(Dataset items)

++++

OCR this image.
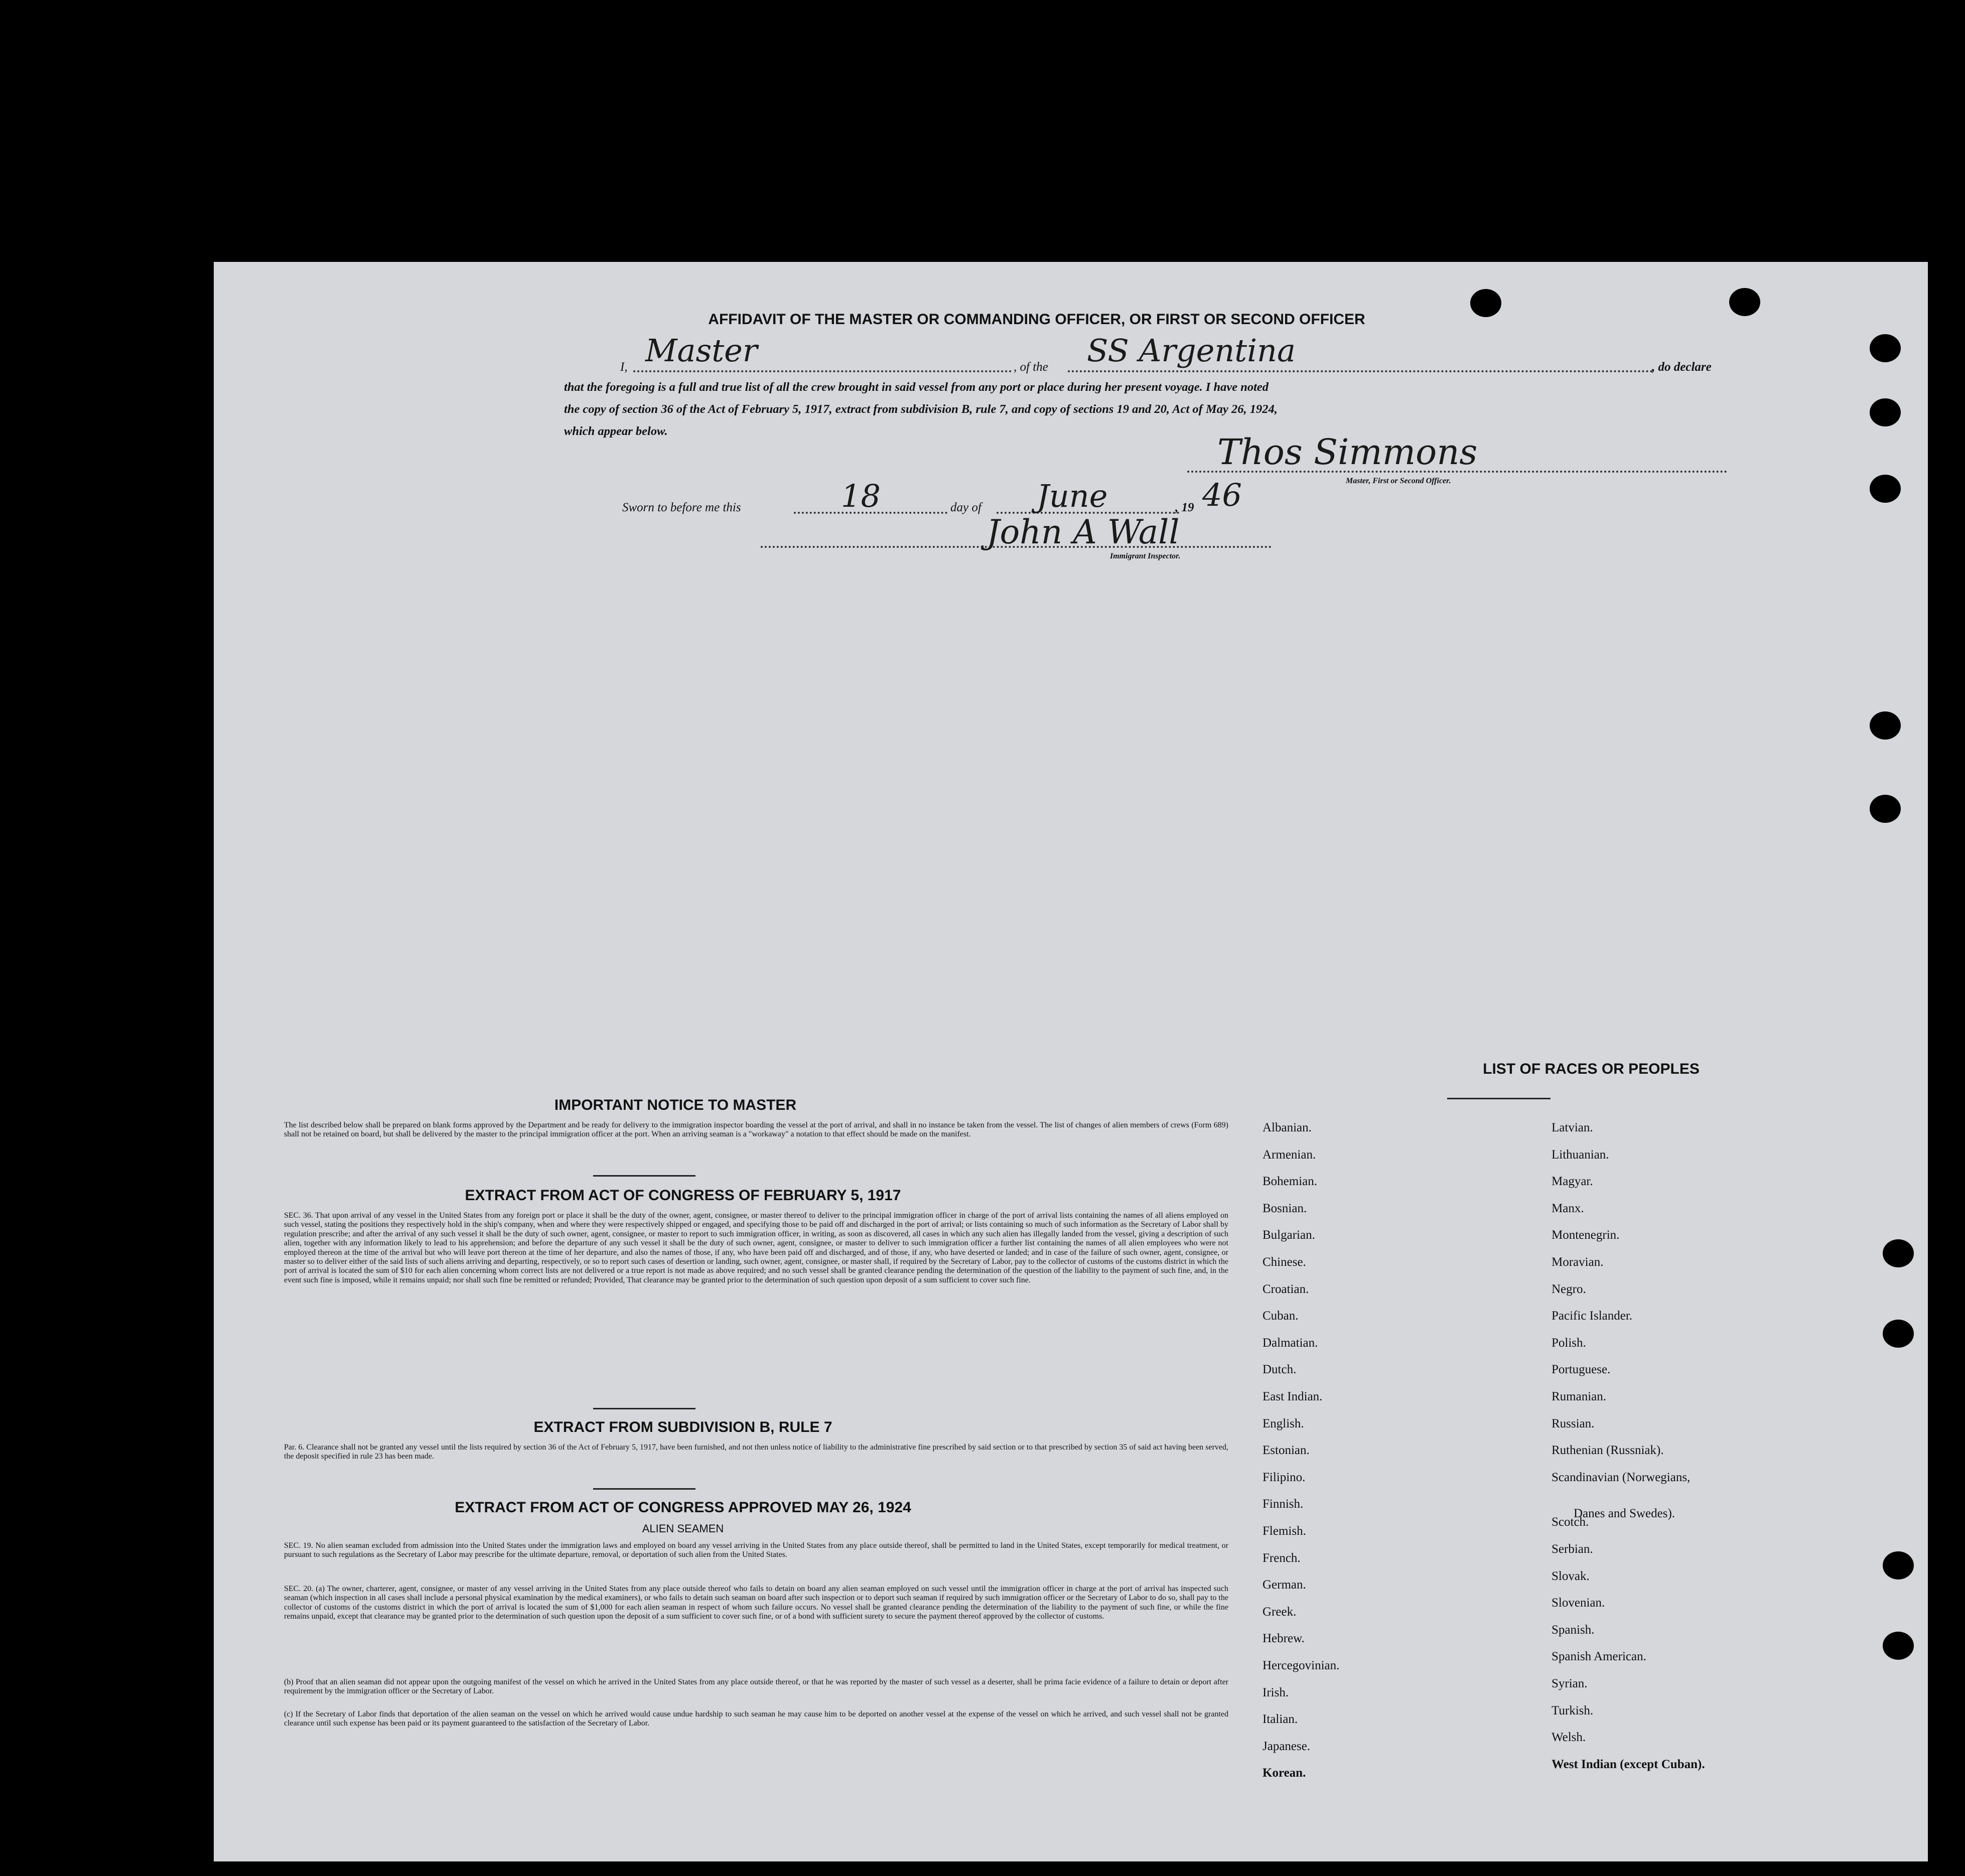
AFFIDAVIT OF THE MASTER OR COMMANDING OFFICER, OR FIRST OR SECOND OFFICER
I, Master	, of the SS Argentina	, do declare
that the foregoing is a full and true list of all the crew brought in said vessel from any port or place during her present voyage. I have noted
the copy of section 36 of the Act of February 5, 1917, extract from subdivision B, rule 7, and copy of sections 19 and 20, Act of May 26, 1924,
which appear below.
Thos Simmons
Master, First or Second Officer.
Sworn to before me this	18	day of June	, 19 46
John A Wall
Immigrant Inspector.
IMPORTANT NOTICE TO MASTER
The list described below shall be prepared on blank forms approved by the Department and be ready for delivery to the immigration inspector boarding the vessel at the port of arrival, and shall in no instance be taken from the vessel. The list of changes of alien members of crews (Form 689) shall not be retained on board, but shall be delivered by the master to the principal immigration officer at the port. When an arriving seaman is a "workaway" a notation to that effect should be made on the manifest.
EXTRACT FROM ACT OF CONGRESS OF FEBRUARY 5, 1917
SEC. 36. That upon arrival of any vessel in the United States from any foreign port or place it shall be the duty of the owner, agent, consignee, or master thereof to deliver to the principal immigration officer in charge of the port of arrival lists containing the names of all aliens employed on such vessel, stating the positions they respectively hold in the ship's company, when and where they were respectively shipped or engaged, and specifying those to be paid off and discharged in the port of arrival; or lists containing so much of such information as the Secretary of Labor shall by regulation prescribe; and after the arrival of any such vessel it shall be the duty of such owner, agent, consignee, or master to report to such immigration officer, in writing, as soon as discovered, all cases in which any such alien has illegally landed from the vessel, giving a description of such alien, together with any information likely to lead to his apprehension; and before the departure of any such vessel it shall be the duty of such owner, agent, consignee, or master to deliver to such immigration officer a further list containing the names of all alien employees who were not employed thereon at the time of the arrival but who will leave port thereon at the time of her departure, and also the names of those, if any, who have been paid off and discharged, and of those, if any, who have deserted or landed; and in case of the failure of such owner, agent, consignee, or master so to deliver either of the said lists of such aliens arriving and departing, respectively, or so to report such cases of desertion or landing, such owner, agent, consignee, or master shall, if required by the Secretary of Labor, pay to the collector of customs of the customs district in which the port of arrival is located the sum of $10 for each alien concerning whom correct lists are not delivered or a true report is not made as above required; and no such vessel shall be granted clearance pending the determination of the question of the liability to the payment of such fine, and, in the event such fine is imposed, while it remains unpaid; nor shall such fine be remitted or refunded; Provided, That clearance may be granted prior to the determination of such question upon deposit of a sum sufficient to cover such fine.
EXTRACT FROM SUBDIVISION B, RULE 7
Par. 6. Clearance shall not be granted any vessel until the lists required by section 36 of the Act of February 5, 1917, have been furnished, and not then unless notice of liability to the administrative fine prescribed by said section or to that prescribed by section 35 of said act having been served, the deposit specified in rule 23 has been made.
EXTRACT FROM ACT OF CONGRESS APPROVED MAY 26, 1924
ALIEN SEAMEN
SEC. 19. No alien seaman excluded from admission into the United States under the immigration laws and employed on board any vessel arriving in the United States from any place outside thereof, shall be permitted to land in the United States, except temporarily for medical treatment, or pursuant to such regulations as the Secretary of Labor may prescribe for the ultimate departure, removal, or deportation of such alien from the United States.
SEC. 20. (a) The owner, charterer, agent, consignee, or master of any vessel arriving in the United States from any place outside thereof who fails to detain on board any alien seaman employed on such vessel until the immigration officer in charge at the port of arrival has inspected such seaman (which inspection in all cases shall include a personal physical examination by the medical examiners), or who fails to detain such seaman on board after such inspection or to deport such seaman if required by such immigration officer or the Secretary of Labor to do so, shall pay to the collector of customs of the customs district in which the port of arrival is located the sum of $1,000 for each alien seaman in respect of whom such failure occurs. No vessel shall be granted clearance pending the determination of the liability to the payment of such fine, or while the fine remains unpaid, except that clearance may be granted prior to the determination of such question upon the deposit of a sum sufficient to cover such fine, or of a bond with sufficient surety to secure the payment thereof approved by the collector of customs.
(b) Proof that an alien seaman did not appear upon the outgoing manifest of the vessel on which he arrived in the United States from any place outside thereof, or that he was reported by the master of such vessel as a deserter, shall be prima facie evidence of a failure to detain or deport after requirement by the immigration officer or the Secretary of Labor.
(c) If the Secretary of Labor finds that deportation of the alien seaman on the vessel on which he arrived would cause undue hardship to such seaman he may cause him to be deported on another vessel at the expense of the vessel on which he arrived, and such vessel shall not be granted clearance until such expense has been paid or its payment guaranteed to the satisfaction of the Secretary of Labor.
LIST OF RACES OR PEOPLES
Albanian.
Armenian.
Bohemian.
Bosnian.
Bulgarian.
Chinese.
Croatian.
Cuban.
Dalmatian.
Dutch.
East Indian.
English.
Estonian.
Filipino.
Finnish.
Flemish.
French.
German.
Greek.
Hebrew.
Hercegovinian.
Irish.
Italian.
Japanese.
Korean.
Latvian.
Lithuanian.
Magyar.
Manx.
Montenegrin.
Moravian.
Negro.
Pacific Islander.
Polish.
Portuguese.
Rumanian.
Russian.
Ruthenian (Russniak).
Scandinavian (Norwegians,
Danes and Swedes).
Scotch.
Serbian.
Slovak.
Slovenian.
Spanish.
Spanish American.
Syrian.
Turkish.
Welsh.
West Indian (except Cuban).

++++

§ Problem details:
Copy every line of the records above that contains "appear".

§ Answer to the task:
which appear below.
(b) Proof that an alien seaman did not appear upon the outgoing manifest of the vessel on which he arrived in the United States from any place outside thereof, or that he was reported by the master of such vessel as a deserter, shall be prima facie evidence of a failure to detain or deport after requirement by the immigration officer or the Secretary of Labor.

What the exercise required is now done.